→ Problem description
Extract all lines from the data beneath that include the word "acordo".

→ Extracted material

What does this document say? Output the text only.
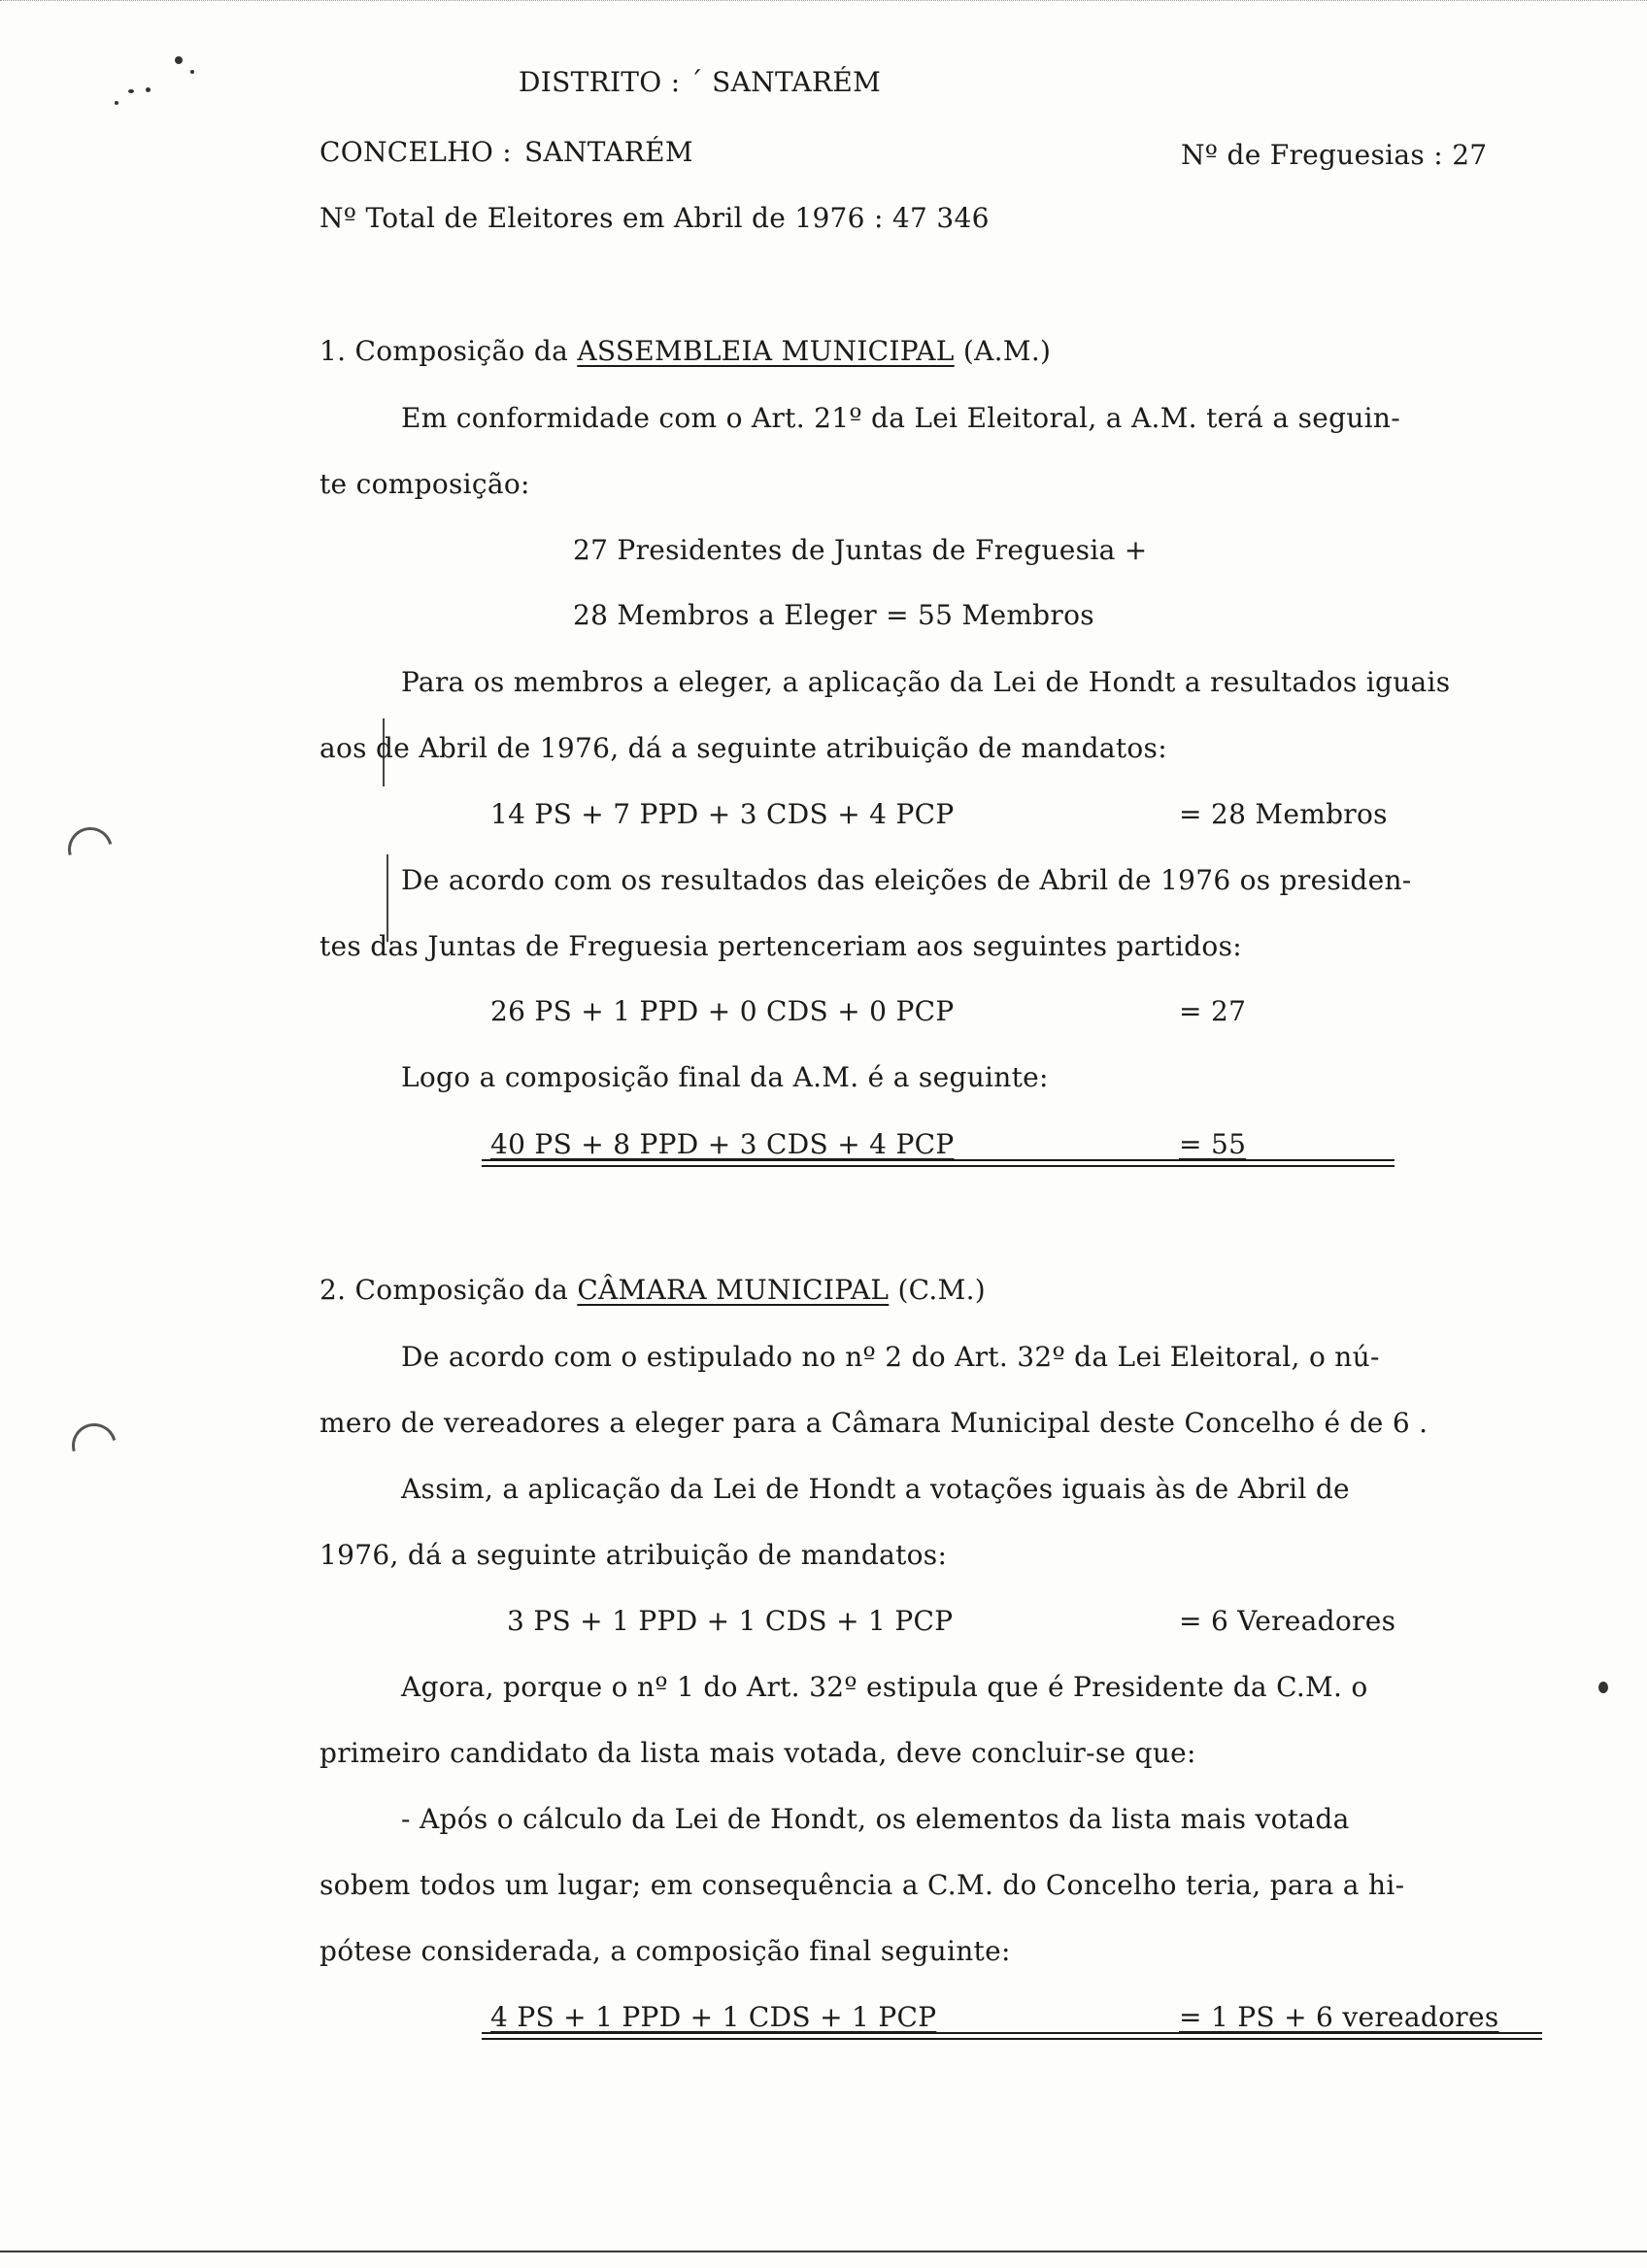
DISTRITO : ´ SANTARÉM
CONCELHO : SANTARÉM	Nº de Freguesias : 27
Nº Total de Eleitores em Abril de 1976 : 47 346
1. Composição da ASSEMBLEIA MUNICIPAL (A.M.)
Em conformidade com o Art. 21º da Lei Eleitoral, a A.M. terá a seguin-
te composição:
27 Presidentes de Juntas de Freguesia +
28 Membros a Eleger = 55 Membros
Para os membros a eleger, a aplicação da Lei de Hondt a resultados iguais
aos de Abril de 1976, dá a seguinte atribuição de mandatos:
14 PS + 7 PPD + 3 CDS + 4 PCP	= 28 Membros
De acordo com os resultados das eleições de Abril de 1976 os presiden-
tes das Juntas de Freguesia pertenceriam aos seguintes partidos:
26 PS + 1 PPD + 0 CDS + 0 PCP	= 27
Logo a composição final da A.M. é a seguinte:
40 PS + 8 PPD + 3 CDS + 4 PCP	= 55
2. Composição da CÂMARA MUNICIPAL (C.M.)
De acordo com o estipulado no nº 2 do Art. 32º da Lei Eleitoral, o nú-
mero de vereadores a eleger para a Câmara Municipal deste Concelho é de 6 .
Assim, a aplicação da Lei de Hondt a votações iguais às de Abril de
1976, dá a seguinte atribuição de mandatos:
3 PS + 1 PPD + 1 CDS + 1 PCP	= 6 Vereadores
Agora, porque o nº 1 do Art. 32º estipula que é Presidente da C.M. o
primeiro candidato da lista mais votada, deve concluir-se que:
- Após o cálculo da Lei de Hondt, os elementos da lista mais votada
sobem todos um lugar; em consequência a C.M. do Concelho teria, para a hi-
pótese considerada, a composição final seguinte:
4 PS + 1 PPD + 1 CDS + 1 PCP	= 1 PS + 6 vereadores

→ Task answer
De acordo com os resultados das eleições de Abril de 1976 os presiden-
De acordo com o estipulado no nº 2 do Art. 32º da Lei Eleitoral, o nú-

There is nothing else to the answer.